* Exercise directions:
Restate the listing below word for word, omitting any images.

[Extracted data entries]
-.-.-

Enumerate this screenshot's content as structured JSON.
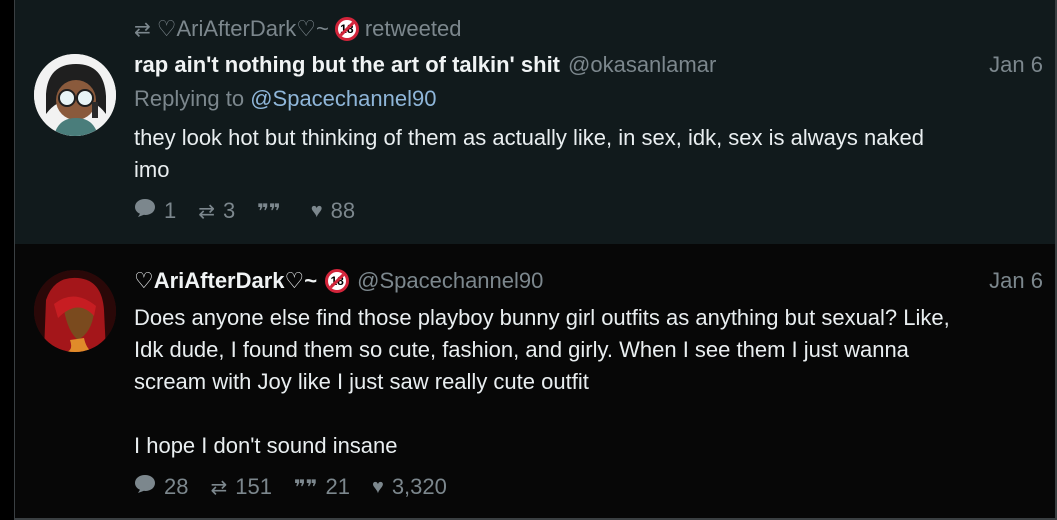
{
  "retweet": {
    "label": "♡AriAfterDark♡~",
    "suffix": "retweeted"
  },
  "tweets": [
    {
      "name": "rap ain't nothing but the art of talkin' shit",
      "handle": "@okasanlamar",
      "date": "Jan 6",
      "replying_prefix": "Replying to",
      "replying_to": "@Spacechannel90",
      "text": "they look hot but thinking of them as actually like, in sex, idk, sex is always naked\nimo",
      "replies": "1",
      "retweets": "3",
      "quotes": "",
      "likes": "88"
    },
    {
      "name": "♡AriAfterDark♡~",
      "handle": "@Spacechannel90",
      "date": "Jan 6",
      "text": "Does anyone else find those playboy bunny girl outfits as anything but sexual? Like,\nIdk dude, I found them so cute, fashion, and girly. When I see them I just wanna\nscream with Joy like I just saw really cute outfit\n\nI hope I don't sound insane",
      "replies": "28",
      "retweets": "151",
      "quotes": "21",
      "likes": "3,320"
    }
  ],
  "colors": {
    "background": "#000000",
    "tweet1_bg": "#111a1c",
    "muted": "#7c878d",
    "mention": "#8fb6d9",
    "badge_red": "#d2243a"
  },
  "icons": {
    "retweet": "retweet-icon",
    "reply": "reply-icon",
    "quote": "quote-icon",
    "like": "heart-icon",
    "badge": "18-badge-icon"
  }
}
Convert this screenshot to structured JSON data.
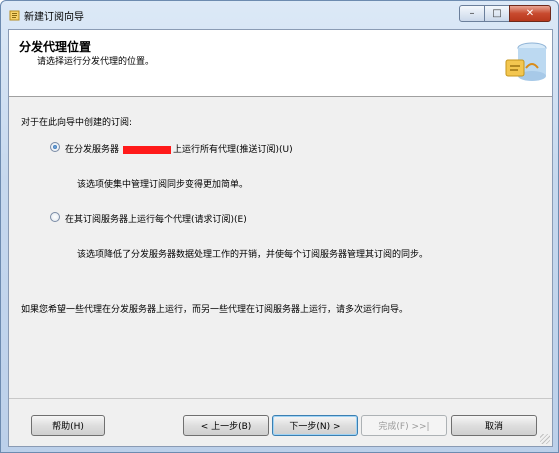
{
  "window": {
    "title": "新建订阅向导"
  },
  "header": {
    "title": "分发代理位置",
    "subtitle": "请选择运行分发代理的位置。"
  },
  "body": {
    "question": "对于在此向导中创建的订阅:",
    "option1": {
      "prefix": "在分发服务器",
      "suffix": "上运行所有代理(推送订阅)(U)",
      "selected": true,
      "description": "该选项使集中管理订阅同步变得更加简单。"
    },
    "option2": {
      "label": "在其订阅服务器上运行每个代理(请求订阅)(E)",
      "selected": false,
      "description": "该选项降低了分发服务器数据处理工作的开销，并使每个订阅服务器管理其订阅的同步。"
    },
    "note": "如果您希望一些代理在分发服务器上运行，而另一些代理在订阅服务器上运行，请多次运行向导。"
  },
  "buttons": {
    "help": "帮助(H)",
    "back": "< 上一步(B)",
    "next": "下一步(N) >",
    "finish": "完成(F) >>|",
    "cancel": "取消"
  },
  "caption": {
    "minimize": "–",
    "maximize": "□",
    "close": "✕"
  }
}
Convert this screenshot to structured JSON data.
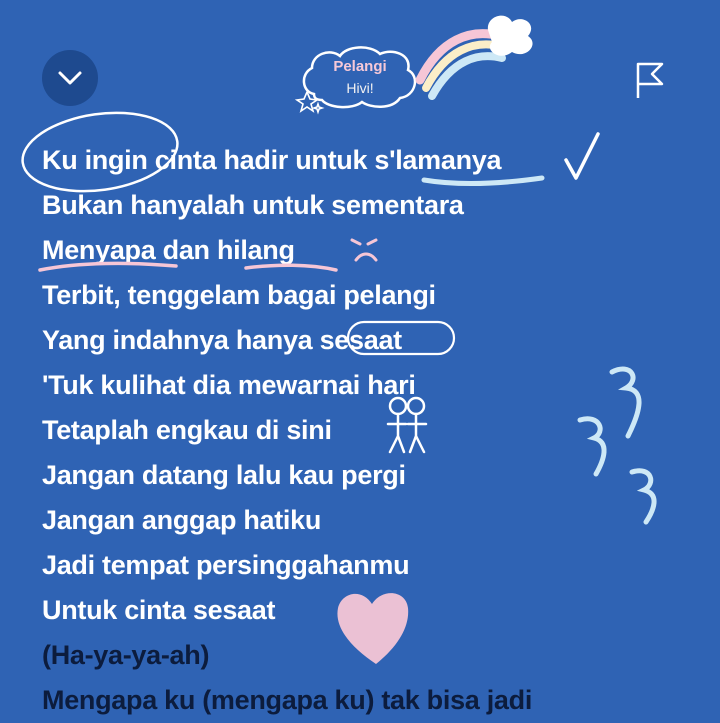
{
  "header": {
    "song_title": "Pelangi",
    "artist": "Hivi!"
  },
  "icons": {
    "collapse": "chevron-down-icon",
    "flag": "flag-icon"
  },
  "colors": {
    "background": "#2f63b4",
    "lyric_active": "#ffffff",
    "lyric_upcoming": "#0c1c3d",
    "doodle_pink": "#f6c6d6"
  },
  "lyrics": [
    "Ku ingin cinta hadir untuk s'lamanya",
    "Bukan hanyalah untuk sementara",
    "Menyapa dan hilang",
    "Terbit, tenggelam bagai pelangi",
    "Yang indahnya hanya sesaat",
    "'Tuk kulihat dia mewarnai hari",
    "Tetaplah engkau di sini",
    "Jangan datang lalu kau pergi",
    "Jangan anggap hatiku",
    "Jadi tempat persinggahanmu",
    "Untuk cinta sesaat",
    "(Ha-ya-ya-ah)",
    "Mengapa ku (mengapa ku) tak bisa jadi"
  ]
}
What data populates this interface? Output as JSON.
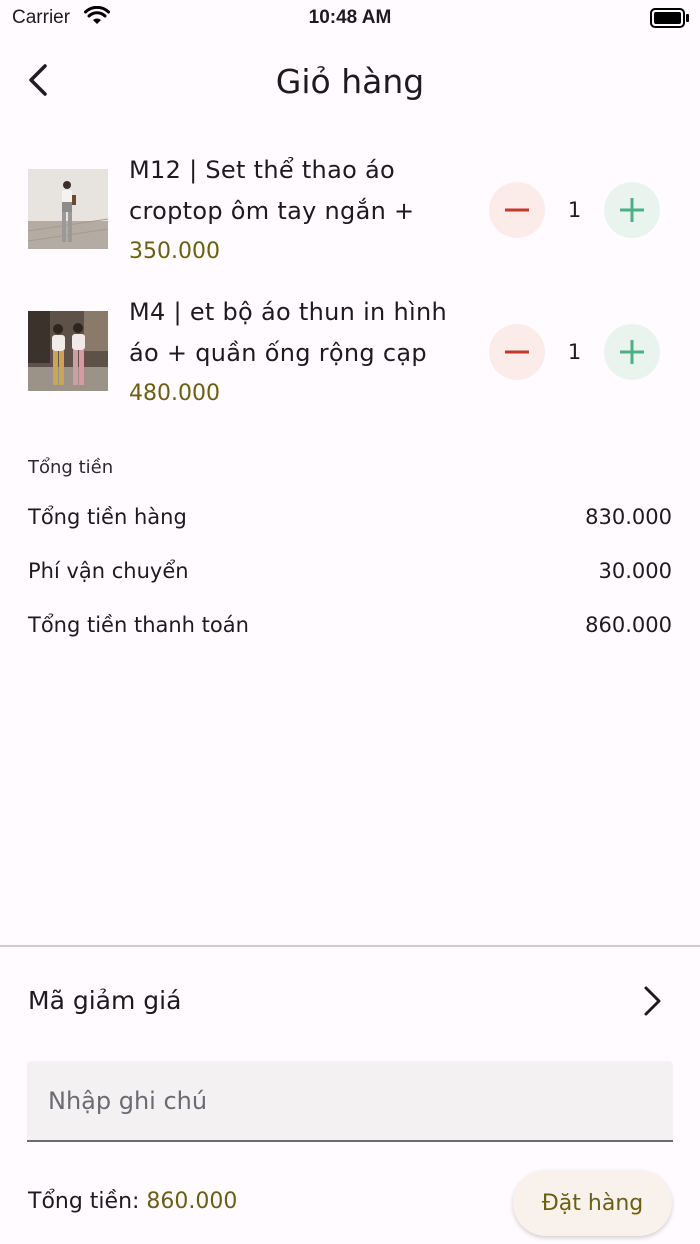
{
  "status_bar": {
    "carrier": "Carrier",
    "time": "10:48 AM"
  },
  "header": {
    "title": "Giỏ hàng"
  },
  "cart": {
    "items": [
      {
        "name": "M12 | Set thể thao áo croptop ôm tay ngắn +",
        "price": "350.000",
        "quantity": "1"
      },
      {
        "name": "M4 | et bộ áo thun in hình áo + quần ống rộng cạp",
        "price": "480.000",
        "quantity": "1"
      }
    ]
  },
  "summary": {
    "heading": "Tổng tiền",
    "rows": [
      {
        "label": "Tổng tiền hàng",
        "value": "830.000"
      },
      {
        "label": "Phí vận chuyển",
        "value": "30.000"
      },
      {
        "label": "Tổng tiền thanh toán",
        "value": "860.000"
      }
    ]
  },
  "coupon": {
    "label": "Mã giảm giá"
  },
  "note": {
    "placeholder": "Nhập ghi chú",
    "value": ""
  },
  "footer": {
    "total_label": "Tổng tiền: ",
    "total_value": "860.000",
    "order_button": "Đặt hàng"
  },
  "colors": {
    "accent": "#6b5f14",
    "minus": "#c0392b",
    "plus": "#4caf8a",
    "background": "#fffbfe"
  },
  "icons": {
    "back": "chevron-left-icon",
    "minus": "minus-icon",
    "plus": "plus-icon",
    "coupon": "chevron-right-icon"
  }
}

-.-.-

* Written answer:
Enumerate this screenshot's content as structured JSON.
{
  "retweet": {
    "label": "♡AriAfterDark♡~",
    "suffix": "retweeted"
  },
  "tweets": [
    {
      "name": "rap ain't nothing but the art of talkin' shit",
      "handle": "@okasanlamar",
      "date": "Jan 6",
      "replying_prefix": "Replying to",
      "replying_to": "@Spacechannel90",
      "text": "they look hot but thinking of them as actually like, in sex, idk, sex is always naked\nimo",
      "replies": "1",
      "retweets": "3",
      "quotes": "",
      "likes": "88"
    },
    {
      "name": "♡AriAfterDark♡~",
      "handle": "@Spacechannel90",
      "date": "Jan 6",
      "text": "Does anyone else find those playboy bunny girl outfits as anything but sexual? Like,\nIdk dude, I found them so cute, fashion, and girly. When I see them I just wanna\nscream with Joy like I just saw really cute outfit\n\nI hope I don't sound insane",
      "replies": "28",
      "retweets": "151",
      "quotes": "21",
      "likes": "3,320"
    }
  ],
  "colors": {
    "background": "#000000",
    "tweet1_bg": "#111a1c",
    "muted": "#7c878d",
    "mention": "#8fb6d9",
    "badge_red": "#d2243a"
  },
  "icons": {
    "retweet": "retweet-icon",
    "reply": "reply-icon",
    "quote": "quote-icon",
    "like": "heart-icon",
    "badge": "18-badge-icon"
  }
}
Convert this screenshot to structured JSON data.
{
  "window": {
    "title": "新建订阅向导"
  },
  "header": {
    "title": "分发代理位置",
    "subtitle": "请选择运行分发代理的位置。"
  },
  "body": {
    "question": "对于在此向导中创建的订阅:",
    "option1": {
      "prefix": "在分发服务器",
      "suffix": "上运行所有代理(推送订阅)(U)",
      "selected": true,
      "description": "该选项使集中管理订阅同步变得更加简单。"
    },
    "option2": {
      "label": "在其订阅服务器上运行每个代理(请求订阅)(E)",
      "selected": false,
      "description": "该选项降低了分发服务器数据处理工作的开销，并使每个订阅服务器管理其订阅的同步。"
    },
    "note": "如果您希望一些代理在分发服务器上运行，而另一些代理在订阅服务器上运行，请多次运行向导。"
  },
  "buttons": {
    "help": "帮助(H)",
    "back": "< 上一步(B)",
    "next": "下一步(N) >",
    "finish": "完成(F) >>|",
    "cancel": "取消"
  },
  "caption": {
    "minimize": "–",
    "maximize": "□",
    "close": "✕"
  }
}
Convert this screenshot to structured JSON data.
{
  "header": {
    "song_title": "Pelangi",
    "artist": "Hivi!"
  },
  "icons": {
    "collapse": "chevron-down-icon",
    "flag": "flag-icon"
  },
  "colors": {
    "background": "#2f63b4",
    "lyric_active": "#ffffff",
    "lyric_upcoming": "#0c1c3d",
    "doodle_pink": "#f6c6d6"
  },
  "lyrics": [
    "Ku ingin cinta hadir untuk s'lamanya",
    "Bukan hanyalah untuk sementara",
    "Menyapa dan hilang",
    "Terbit, tenggelam bagai pelangi",
    "Yang indahnya hanya sesaat",
    "'Tuk kulihat dia mewarnai hari",
    "Tetaplah engkau di sini",
    "Jangan datang lalu kau pergi",
    "Jangan anggap hatiku",
    "Jadi tempat persinggahanmu",
    "Untuk cinta sesaat",
    "(Ha-ya-ya-ah)",
    "Mengapa ku (mengapa ku) tak bisa jadi"
  ]
}
What data populates this interface? Output as JSON.
{
  "status_bar": {
    "carrier": "Carrier",
    "time": "10:48 AM"
  },
  "header": {
    "title": "Giỏ hàng"
  },
  "cart": {
    "items": [
      {
        "name": "M12 | Set thể thao áo croptop ôm tay ngắn +",
        "price": "350.000",
        "quantity": "1"
      },
      {
        "name": "M4 | et bộ áo thun in hình áo + quần ống rộng cạp",
        "price": "480.000",
        "quantity": "1"
      }
    ]
  },
  "summary": {
    "heading": "Tổng tiền",
    "rows": [
      {
        "label": "Tổng tiền hàng",
        "value": "830.000"
      },
      {
        "label": "Phí vận chuyển",
        "value": "30.000"
      },
      {
        "label": "Tổng tiền thanh toán",
        "value": "860.000"
      }
    ]
  },
  "coupon": {
    "label": "Mã giảm giá"
  },
  "note": {
    "placeholder": "Nhập ghi chú",
    "value": ""
  },
  "footer": {
    "total_label": "Tổng tiền: ",
    "total_value": "860.000",
    "order_button": "Đặt hàng"
  },
  "colors": {
    "accent": "#6b5f14",
    "minus": "#c0392b",
    "plus": "#4caf8a",
    "background": "#fffbfe"
  },
  "icons": {
    "back": "chevron-left-icon",
    "minus": "minus-icon",
    "plus": "plus-icon",
    "coupon": "chevron-right-icon"
  }
}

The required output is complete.